> **Stored entries**
···

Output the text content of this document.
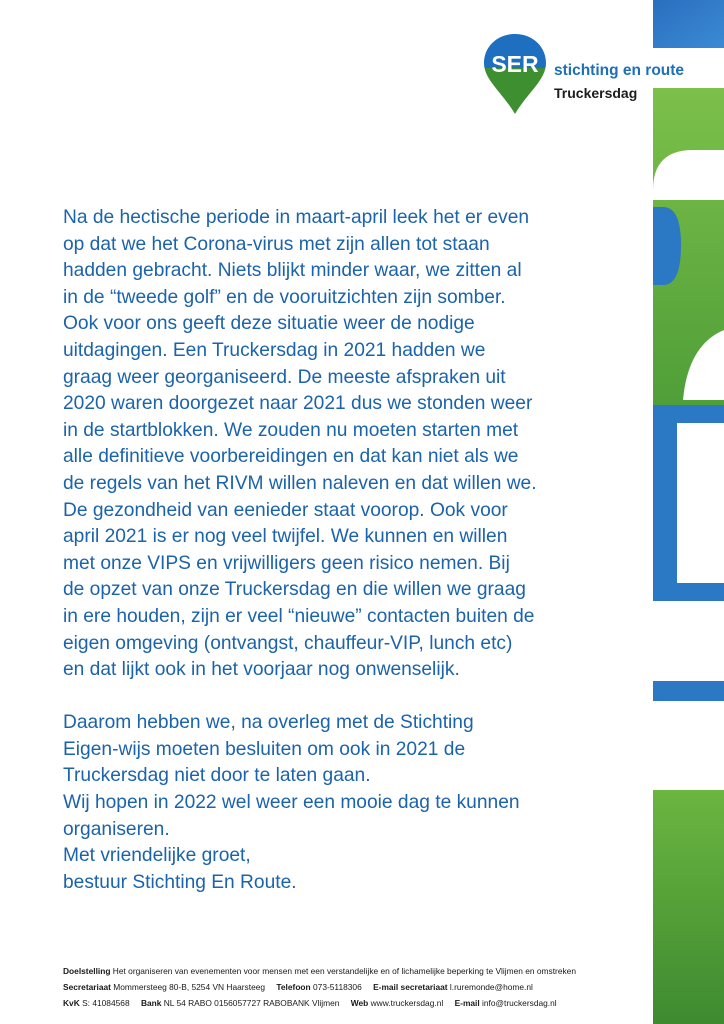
SER stichting en route
Truckersdag
Na de hectische periode in maart-april leek het er even
op dat we het Corona-virus met zijn allen tot staan
hadden gebracht. Niets blijkt minder waar, we zitten al
in de “tweede golf” en de vooruitzichten zijn somber.
Ook voor ons geeft deze situatie weer de nodige
uitdagingen. Een Truckersdag in 2021 hadden we
graag weer georganiseerd. De meeste afspraken uit
2020 waren doorgezet naar 2021 dus we stonden weer
in de startblokken. We zouden nu moeten starten met
alle definitieve voorbereidingen en dat kan niet als we
de regels van het RIVM willen naleven en dat willen we.
De gezondheid van eenieder staat voorop. Ook voor
april 2021 is er nog veel twijfel. We kunnen en willen
met onze VIPS en vrijwilligers geen risico nemen. Bij
de opzet van onze Truckersdag en die willen we graag
in ere houden, zijn er veel “nieuwe” contacten buiten de
eigen omgeving (ontvangst, chauffeur-VIP, lunch etc)
en dat lijkt ook in het voorjaar nog onwenselijk.
Daarom hebben we, na overleg met de Stichting
Eigen-wijs moeten besluiten om ook in 2021 de
Truckersdag niet door te laten gaan.
Wij hopen in 2022 wel weer een mooie dag te kunnen
organiseren.
Met vriendelijke groet,
bestuur Stichting En Route.
Doelstelling Het organiseren van evenementen voor mensen met een verstandelijke en of lichamelijke beperking te Vlijmen en omstreken
Secretariaat Mommersteeg 80-B, 5254 VN Haarsteeg Telefoon 073-5118306 E-mail secretariaat l.ruremonde@home.nl
KvK S: 41084568 Bank NL 54 RABO 0156057727 RABOBANK Vlijmen Web www.truckersdag.nl E-mail info@truckersdag.nl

···

> **WHAT THE TASK ASKS**
Drop the pictures and set down the data above exactly.

> **SOLUTION TO THIS PROBLEM**
Output the text content of this document.
SER stichting en route
Truckersdag
Na de hectische periode in maart-april leek het er even
op dat we het Corona-virus met zijn allen tot staan
hadden gebracht. Niets blijkt minder waar, we zitten al
in de “tweede golf” en de vooruitzichten zijn somber.
Ook voor ons geeft deze situatie weer de nodige
uitdagingen. Een Truckersdag in 2021 hadden we
graag weer georganiseerd. De meeste afspraken uit
2020 waren doorgezet naar 2021 dus we stonden weer
in de startblokken. We zouden nu moeten starten met
alle definitieve voorbereidingen en dat kan niet als we
de regels van het RIVM willen naleven en dat willen we.
De gezondheid van eenieder staat voorop. Ook voor
april 2021 is er nog veel twijfel. We kunnen en willen
met onze VIPS en vrijwilligers geen risico nemen. Bij
de opzet van onze Truckersdag en die willen we graag
in ere houden, zijn er veel “nieuwe” contacten buiten de
eigen omgeving (ontvangst, chauffeur-VIP, lunch etc)
en dat lijkt ook in het voorjaar nog onwenselijk.
Daarom hebben we, na overleg met de Stichting
Eigen-wijs moeten besluiten om ook in 2021 de
Truckersdag niet door te laten gaan.
Wij hopen in 2022 wel weer een mooie dag te kunnen
organiseren.
Met vriendelijke groet,
bestuur Stichting En Route.
Doelstelling Het organiseren van evenementen voor mensen met een verstandelijke en of lichamelijke beperking te Vlijmen en omstreken
Secretariaat Mommersteeg 80-B, 5254 VN Haarsteeg Telefoon 073-5118306 E-mail secretariaat l.ruremonde@home.nl
KvK S: 41084568 Bank NL 54 RABO 0156057727 RABOBANK Vlijmen Web www.truckersdag.nl E-mail info@truckersdag.nl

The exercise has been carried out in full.